### Work to be completed:
Each line below should be quoted exactly, please.

· · ·

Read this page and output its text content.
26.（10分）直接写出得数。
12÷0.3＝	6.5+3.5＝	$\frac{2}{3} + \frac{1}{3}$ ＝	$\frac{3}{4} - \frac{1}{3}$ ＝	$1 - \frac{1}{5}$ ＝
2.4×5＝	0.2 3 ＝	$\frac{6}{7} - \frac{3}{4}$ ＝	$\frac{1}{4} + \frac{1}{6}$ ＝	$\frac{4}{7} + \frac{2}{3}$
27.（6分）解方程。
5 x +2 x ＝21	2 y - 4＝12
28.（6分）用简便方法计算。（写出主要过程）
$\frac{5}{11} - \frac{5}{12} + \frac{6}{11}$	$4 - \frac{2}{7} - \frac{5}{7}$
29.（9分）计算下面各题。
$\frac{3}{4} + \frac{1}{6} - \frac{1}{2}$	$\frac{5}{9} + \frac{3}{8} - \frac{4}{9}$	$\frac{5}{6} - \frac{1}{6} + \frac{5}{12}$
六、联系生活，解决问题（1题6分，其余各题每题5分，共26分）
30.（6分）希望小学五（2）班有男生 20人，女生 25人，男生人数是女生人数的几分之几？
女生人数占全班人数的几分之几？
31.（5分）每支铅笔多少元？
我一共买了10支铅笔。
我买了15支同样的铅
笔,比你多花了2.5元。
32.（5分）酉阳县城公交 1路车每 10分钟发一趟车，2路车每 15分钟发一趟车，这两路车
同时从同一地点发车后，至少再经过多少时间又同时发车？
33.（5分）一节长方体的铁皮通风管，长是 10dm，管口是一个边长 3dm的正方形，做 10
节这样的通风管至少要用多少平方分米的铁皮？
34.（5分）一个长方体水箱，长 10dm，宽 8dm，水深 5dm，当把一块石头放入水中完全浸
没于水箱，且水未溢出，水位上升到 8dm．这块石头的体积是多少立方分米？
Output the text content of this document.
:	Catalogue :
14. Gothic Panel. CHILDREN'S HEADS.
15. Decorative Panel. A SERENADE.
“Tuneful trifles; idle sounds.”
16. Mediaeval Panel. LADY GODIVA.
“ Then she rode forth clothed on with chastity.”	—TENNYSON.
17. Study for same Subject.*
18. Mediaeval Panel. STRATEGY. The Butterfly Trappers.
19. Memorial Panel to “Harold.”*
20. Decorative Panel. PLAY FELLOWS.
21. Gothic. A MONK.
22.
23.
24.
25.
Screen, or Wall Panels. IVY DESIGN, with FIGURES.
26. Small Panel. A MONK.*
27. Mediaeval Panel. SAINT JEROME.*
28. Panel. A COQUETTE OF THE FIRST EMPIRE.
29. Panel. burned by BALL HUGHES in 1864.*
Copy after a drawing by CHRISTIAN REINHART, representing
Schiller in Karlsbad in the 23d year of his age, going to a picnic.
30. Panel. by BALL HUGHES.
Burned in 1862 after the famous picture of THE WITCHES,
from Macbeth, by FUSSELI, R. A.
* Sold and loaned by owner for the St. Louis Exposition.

· · ·

### Right answer:
Read this page and output its text content.
26.（10分）直接写出得数。
12÷0.3＝	6.5+3.5＝	$\frac{2}{3} + \frac{1}{3}$ ＝	$\frac{3}{4} - \frac{1}{3}$ ＝	$1 - \frac{1}{5}$ ＝
2.4×5＝	0.2 3 ＝	$\frac{6}{7} - \frac{3}{4}$ ＝	$\frac{1}{4} + \frac{1}{6}$ ＝	$\frac{4}{7} + \frac{2}{3}$
27.（6分）解方程。
5 x +2 x ＝21	2 y - 4＝12
28.（6分）用简便方法计算。（写出主要过程）
$\frac{5}{11} - \frac{5}{12} + \frac{6}{11}$	$4 - \frac{2}{7} - \frac{5}{7}$
29.（9分）计算下面各题。
$\frac{3}{4} + \frac{1}{6} - \frac{1}{2}$	$\frac{5}{9} + \frac{3}{8} - \frac{4}{9}$	$\frac{5}{6} - \frac{1}{6} + \frac{5}{12}$
六、联系生活，解决问题（1题6分，其余各题每题5分，共26分）
30.（6分）希望小学五（2）班有男生 20人，女生 25人，男生人数是女生人数的几分之几？
女生人数占全班人数的几分之几？
31.（5分）每支铅笔多少元？
我一共买了10支铅笔。
我买了15支同样的铅
笔,比你多花了2.5元。
32.（5分）酉阳县城公交 1路车每 10分钟发一趟车，2路车每 15分钟发一趟车，这两路车
同时从同一地点发车后，至少再经过多少时间又同时发车？
33.（5分）一节长方体的铁皮通风管，长是 10dm，管口是一个边长 3dm的正方形，做 10
节这样的通风管至少要用多少平方分米的铁皮？
34.（5分）一个长方体水箱，长 10dm，宽 8dm，水深 5dm，当把一块石头放入水中完全浸
没于水箱，且水未溢出，水位上升到 8dm．这块石头的体积是多少立方分米？
Output the text content of this document.
:	Catalogue :
14. Gothic Panel. CHILDREN'S HEADS.
15. Decorative Panel. A SERENADE.
“Tuneful trifles; idle sounds.”
16. Mediaeval Panel. LADY GODIVA.
“ Then she rode forth clothed on with chastity.”	—TENNYSON.
17. Study for same Subject.*
18. Mediaeval Panel. STRATEGY. The Butterfly Trappers.
19. Memorial Panel to “Harold.”*
20. Decorative Panel. PLAY FELLOWS.
21. Gothic. A MONK.
22.
23.
24.
25.
Screen, or Wall Panels. IVY DESIGN, with FIGURES.
26. Small Panel. A MONK.*
27. Mediaeval Panel. SAINT JEROME.*
28. Panel. A COQUETTE OF THE FIRST EMPIRE.
29. Panel. burned by BALL HUGHES in 1864.*
Copy after a drawing by CHRISTIAN REINHART, representing
Schiller in Karlsbad in the 23d year of his age, going to a picnic.
30. Panel. by BALL HUGHES.
Burned in 1862 after the famous picture of THE WITCHES,
from Macbeth, by FUSSELI, R. A.
* Sold and loaned by owner for the St. Louis Exposition.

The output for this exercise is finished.